TASK BRIEF -
Reproduce each of the lines below verbatim, omitting the pictures.

TASK INPUTS -
- - -

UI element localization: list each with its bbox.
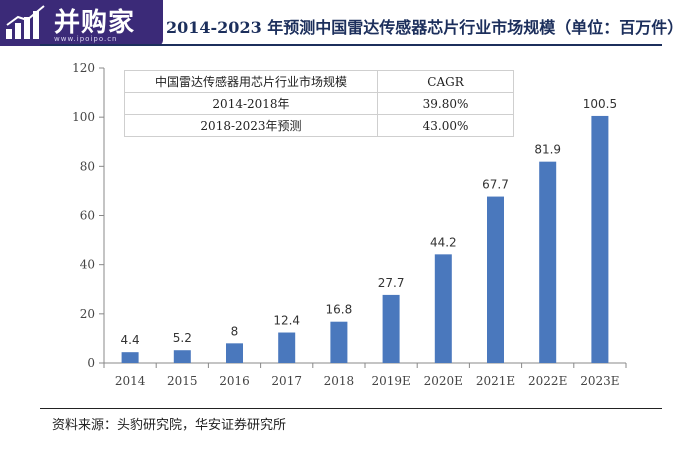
bar: [434, 254, 452, 363]
bar-series: [121, 115, 609, 363]
bar-value-label: 27.7: [378, 276, 405, 290]
bar-value-label: 44.2: [430, 235, 457, 249]
bar: [591, 115, 609, 363]
bar-value-label: 100.5: [583, 97, 617, 111]
logo-url: www.ipoipo.cn: [54, 35, 118, 43]
chart-title: 2014-2023 年预测中国雷达传感器芯片行业市场规模（单位：百万件）: [166, 18, 684, 37]
y-tick-label: 100: [72, 110, 95, 124]
bar-value-label: 16.8: [326, 303, 353, 317]
x-tick-label: 2014: [115, 374, 146, 388]
table-header-row: 中国雷达传感器用芯片行业市场规模 CAGR: [124, 70, 514, 93]
cagr-table: 中国雷达传感器用芯片行业市场规模 CAGR 2014-2018年 39.80% …: [124, 70, 514, 137]
bar-value-label: 8: [231, 324, 239, 338]
y-tick-label: 40: [80, 258, 95, 272]
x-tick-label: 2020E: [424, 374, 463, 388]
watermark-logo: 并购家 www.ipoipo.cn: [0, 0, 163, 46]
bar-chart-icon: [6, 5, 45, 39]
bar: [330, 321, 348, 363]
x-tick-label: 2019E: [371, 374, 410, 388]
x-tick-label: 2018: [324, 374, 355, 388]
bar-value-label: 67.7: [482, 178, 509, 192]
bar: [539, 161, 557, 363]
y-tick-label: 0: [87, 356, 95, 370]
x-tick-label: 2016: [219, 374, 250, 388]
y-tick-label: 60: [80, 209, 95, 223]
bar: [226, 343, 243, 363]
source-note: 资料来源：头豹研究院，华安证券研究所: [52, 418, 287, 433]
x-axis: 2014 2015 2016 2017 2018 2019E 2020E 2021E 2022E…: [103, 362, 627, 388]
y-tick-label: 120: [72, 61, 95, 75]
bar-value-label: 4.4: [121, 333, 140, 347]
x-tick-label: 2023E: [580, 374, 619, 388]
bar: [382, 294, 400, 363]
x-tick-label: 2021E: [476, 374, 515, 388]
title-divider: [40, 44, 662, 46]
x-tick-label: 2017: [271, 374, 302, 388]
x-tick-label: 2015: [167, 374, 198, 388]
data-labels: 4.4 5.2 8 12.4 16.8 27.7 44.2 67.7 81.9 100.5: [121, 97, 618, 347]
bar-value-label: 81.9: [534, 143, 561, 157]
y-axis: 0 20 40 60 80 100 120: [72, 61, 105, 370]
footer-divider: [40, 408, 662, 409]
table-header-cell: CAGR: [377, 70, 514, 93]
table-cell-cagr: 43.00%: [377, 114, 514, 137]
bar-value-label: 12.4: [273, 314, 300, 328]
y-tick-label: 20: [80, 307, 95, 321]
x-tick-label: 2022E: [528, 374, 567, 388]
bar-value-label: 5.2: [173, 331, 192, 345]
y-tick-label: 80: [80, 159, 95, 173]
bar: [121, 352, 139, 363]
bar: [487, 196, 504, 363]
table-row: 2018-2023年预测 43.00%: [124, 114, 514, 137]
table-row: 2014-2018年 39.80%: [124, 92, 514, 115]
bar: [173, 350, 191, 363]
bar: [278, 332, 296, 363]
table-header-cell: 中国雷达传感器用芯片行业市场规模: [124, 70, 378, 93]
table-cell-period: 2014-2018年: [124, 92, 378, 115]
table-cell-cagr: 39.80%: [377, 92, 514, 115]
table-cell-period: 2018-2023年预测: [124, 114, 378, 137]
logo-text: 并购家: [54, 8, 136, 38]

- - -

EXERCISE ANSWER -
UI element localization: list each with its bbox.
bar: [434, 254, 452, 363]
bar-series: [121, 115, 609, 363]
bar-value-label: 27.7: [378, 276, 405, 290]
bar-value-label: 44.2: [430, 235, 457, 249]
bar: [591, 115, 609, 363]
bar-value-label: 100.5: [583, 97, 617, 111]
logo-url: www.ipoipo.cn: [54, 35, 118, 43]
chart-title: 2014-2023 年预测中国雷达传感器芯片行业市场规模（单位：百万件）: [166, 18, 684, 37]
y-tick-label: 100: [72, 110, 95, 124]
bar-value-label: 16.8: [326, 303, 353, 317]
x-tick-label: 2014: [115, 374, 146, 388]
table-header-row: 中国雷达传感器用芯片行业市场规模 CAGR: [124, 70, 514, 93]
cagr-table: 中国雷达传感器用芯片行业市场规模 CAGR 2014-2018年 39.80% …: [124, 70, 514, 137]
bar-value-label: 8: [231, 324, 239, 338]
y-tick-label: 40: [80, 258, 95, 272]
x-tick-label: 2020E: [424, 374, 463, 388]
watermark-logo: 并购家 www.ipoipo.cn: [0, 0, 163, 46]
bar-chart-icon: [6, 5, 45, 39]
bar: [330, 321, 348, 363]
x-tick-label: 2019E: [371, 374, 410, 388]
x-tick-label: 2018: [324, 374, 355, 388]
bar-value-label: 67.7: [482, 178, 509, 192]
bar: [539, 161, 557, 363]
y-tick-label: 0: [87, 356, 95, 370]
x-tick-label: 2016: [219, 374, 250, 388]
y-tick-label: 60: [80, 209, 95, 223]
bar: [226, 343, 243, 363]
source-note: 资料来源：头豹研究院，华安证券研究所: [52, 418, 287, 433]
x-axis: 2014 2015 2016 2017 2018 2019E 2020E 2021E 2022E…: [103, 362, 627, 388]
y-tick-label: 120: [72, 61, 95, 75]
bar-value-label: 4.4: [121, 333, 140, 347]
x-tick-label: 2023E: [580, 374, 619, 388]
bar: [382, 294, 400, 363]
x-tick-label: 2021E: [476, 374, 515, 388]
title-divider: [40, 44, 662, 46]
x-tick-label: 2017: [271, 374, 302, 388]
x-tick-label: 2015: [167, 374, 198, 388]
data-labels: 4.4 5.2 8 12.4 16.8 27.7 44.2 67.7 81.9 100.5: [121, 97, 618, 347]
bar-value-label: 81.9: [534, 143, 561, 157]
y-axis: 0 20 40 60 80 100 120: [72, 61, 105, 370]
footer-divider: [40, 408, 662, 409]
table-header-cell: CAGR: [377, 70, 514, 93]
table-cell-cagr: 43.00%: [377, 114, 514, 137]
bar-value-label: 12.4: [273, 314, 300, 328]
y-tick-label: 20: [80, 307, 95, 321]
x-tick-label: 2022E: [528, 374, 567, 388]
bar-value-label: 5.2: [173, 331, 192, 345]
y-tick-label: 80: [80, 159, 95, 173]
bar: [121, 352, 139, 363]
bar: [487, 196, 504, 363]
table-row: 2018-2023年预测 43.00%: [124, 114, 514, 137]
table-row: 2014-2018年 39.80%: [124, 92, 514, 115]
bar: [173, 350, 191, 363]
bar: [278, 332, 296, 363]
table-header-cell: 中国雷达传感器用芯片行业市场规模: [124, 70, 378, 93]
table-cell-period: 2014-2018年: [124, 92, 378, 115]
table-cell-cagr: 39.80%: [377, 92, 514, 115]
table-cell-period: 2018-2023年预测: [124, 114, 378, 137]
logo-text: 并购家: [54, 8, 136, 38]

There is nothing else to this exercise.